Transcribe the full listing exactly, and drop every picture.

___ EXERCISE MATERIALS

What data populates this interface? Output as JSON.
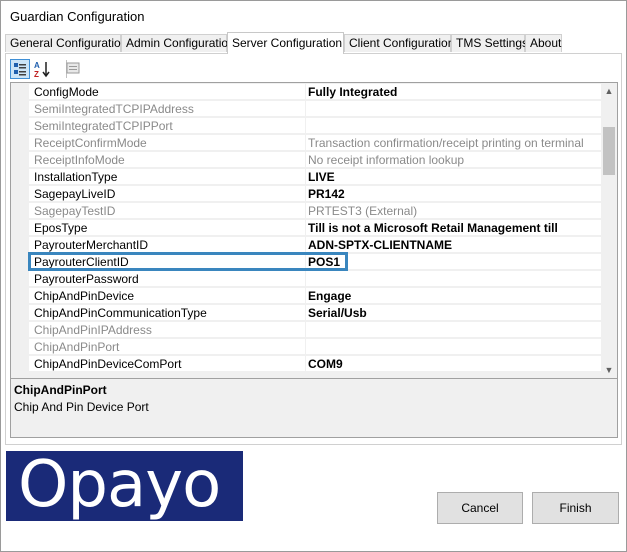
{
  "window": {
    "title": "Guardian Configuration"
  },
  "tabs": [
    {
      "label": "General Configuration"
    },
    {
      "label": "Admin Configuration"
    },
    {
      "label": "Server Configuration"
    },
    {
      "label": "Client Configuration"
    },
    {
      "label": "TMS Settings"
    },
    {
      "label": "About"
    }
  ],
  "active_tab": "Server Configuration",
  "toolbar": {
    "buttons": [
      {
        "icon": "categorized-view-icon",
        "pressed": true
      },
      {
        "icon": "alphabetical-sort-icon",
        "pressed": false
      },
      {
        "icon": "property-pages-icon",
        "pressed": false
      }
    ]
  },
  "properties": [
    {
      "name": "ConfigMode",
      "value": "Fully Integrated",
      "enabled": true
    },
    {
      "name": "SemiIntegratedTCPIPAddress",
      "value": "",
      "enabled": false
    },
    {
      "name": "SemiIntegratedTCPIPPort",
      "value": "",
      "enabled": false
    },
    {
      "name": "ReceiptConfirmMode",
      "value": "Transaction confirmation/receipt printing on terminal",
      "enabled": false
    },
    {
      "name": "ReceiptInfoMode",
      "value": "No receipt information lookup",
      "enabled": false
    },
    {
      "name": "InstallationType",
      "value": "LIVE",
      "enabled": true
    },
    {
      "name": "SagepayLiveID",
      "value": "PR142",
      "enabled": true
    },
    {
      "name": "SagepayTestID",
      "value": "PRTEST3 (External)",
      "enabled": false
    },
    {
      "name": "EposType",
      "value": "Till is not a Microsoft Retail Management till",
      "enabled": true
    },
    {
      "name": "PayrouterMerchantID",
      "value": "ADN-SPTX-CLIENTNAME",
      "enabled": true
    },
    {
      "name": "PayrouterClientID",
      "value": "POS1",
      "enabled": true
    },
    {
      "name": "PayrouterPassword",
      "value": "",
      "enabled": true
    },
    {
      "name": "ChipAndPinDevice",
      "value": "Engage",
      "enabled": true
    },
    {
      "name": "ChipAndPinCommunicationType",
      "value": "Serial/Usb",
      "enabled": true
    },
    {
      "name": "ChipAndPinIPAddress",
      "value": "",
      "enabled": false
    },
    {
      "name": "ChipAndPinPort",
      "value": "",
      "enabled": false
    },
    {
      "name": "ChipAndPinDeviceComPort",
      "value": "COM9",
      "enabled": true
    }
  ],
  "highlighted_property": "PayrouterClientID",
  "scrollbar": {
    "up_icon": "scroll-up-arrow-icon",
    "down_icon": "scroll-down-arrow-icon"
  },
  "description": {
    "title": "ChipAndPinPort",
    "text": "Chip And Pin Device Port"
  },
  "logo": {
    "text": "Opayo",
    "background": "#1a2a78",
    "color": "#ffffff"
  },
  "buttons": {
    "cancel": "Cancel",
    "finish": "Finish"
  },
  "colors": {
    "highlight_border": "#3a86be",
    "disabled_text": "#8a8a8a"
  }
}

______

RESPONSE TO THIS TASK:
What data populates this interface? Output as JSON.
{
  "window": {
    "title": "Guardian Configuration"
  },
  "tabs": [
    {
      "label": "General Configuration"
    },
    {
      "label": "Admin Configuration"
    },
    {
      "label": "Server Configuration"
    },
    {
      "label": "Client Configuration"
    },
    {
      "label": "TMS Settings"
    },
    {
      "label": "About"
    }
  ],
  "active_tab": "Server Configuration",
  "toolbar": {
    "buttons": [
      {
        "icon": "categorized-view-icon",
        "pressed": true
      },
      {
        "icon": "alphabetical-sort-icon",
        "pressed": false
      },
      {
        "icon": "property-pages-icon",
        "pressed": false
      }
    ]
  },
  "properties": [
    {
      "name": "ConfigMode",
      "value": "Fully Integrated",
      "enabled": true
    },
    {
      "name": "SemiIntegratedTCPIPAddress",
      "value": "",
      "enabled": false
    },
    {
      "name": "SemiIntegratedTCPIPPort",
      "value": "",
      "enabled": false
    },
    {
      "name": "ReceiptConfirmMode",
      "value": "Transaction confirmation/receipt printing on terminal",
      "enabled": false
    },
    {
      "name": "ReceiptInfoMode",
      "value": "No receipt information lookup",
      "enabled": false
    },
    {
      "name": "InstallationType",
      "value": "LIVE",
      "enabled": true
    },
    {
      "name": "SagepayLiveID",
      "value": "PR142",
      "enabled": true
    },
    {
      "name": "SagepayTestID",
      "value": "PRTEST3 (External)",
      "enabled": false
    },
    {
      "name": "EposType",
      "value": "Till is not a Microsoft Retail Management till",
      "enabled": true
    },
    {
      "name": "PayrouterMerchantID",
      "value": "ADN-SPTX-CLIENTNAME",
      "enabled": true
    },
    {
      "name": "PayrouterClientID",
      "value": "POS1",
      "enabled": true
    },
    {
      "name": "PayrouterPassword",
      "value": "",
      "enabled": true
    },
    {
      "name": "ChipAndPinDevice",
      "value": "Engage",
      "enabled": true
    },
    {
      "name": "ChipAndPinCommunicationType",
      "value": "Serial/Usb",
      "enabled": true
    },
    {
      "name": "ChipAndPinIPAddress",
      "value": "",
      "enabled": false
    },
    {
      "name": "ChipAndPinPort",
      "value": "",
      "enabled": false
    },
    {
      "name": "ChipAndPinDeviceComPort",
      "value": "COM9",
      "enabled": true
    }
  ],
  "highlighted_property": "PayrouterClientID",
  "scrollbar": {
    "up_icon": "scroll-up-arrow-icon",
    "down_icon": "scroll-down-arrow-icon"
  },
  "description": {
    "title": "ChipAndPinPort",
    "text": "Chip And Pin Device Port"
  },
  "logo": {
    "text": "Opayo",
    "background": "#1a2a78",
    "color": "#ffffff"
  },
  "buttons": {
    "cancel": "Cancel",
    "finish": "Finish"
  },
  "colors": {
    "highlight_border": "#3a86be",
    "disabled_text": "#8a8a8a"
  }
}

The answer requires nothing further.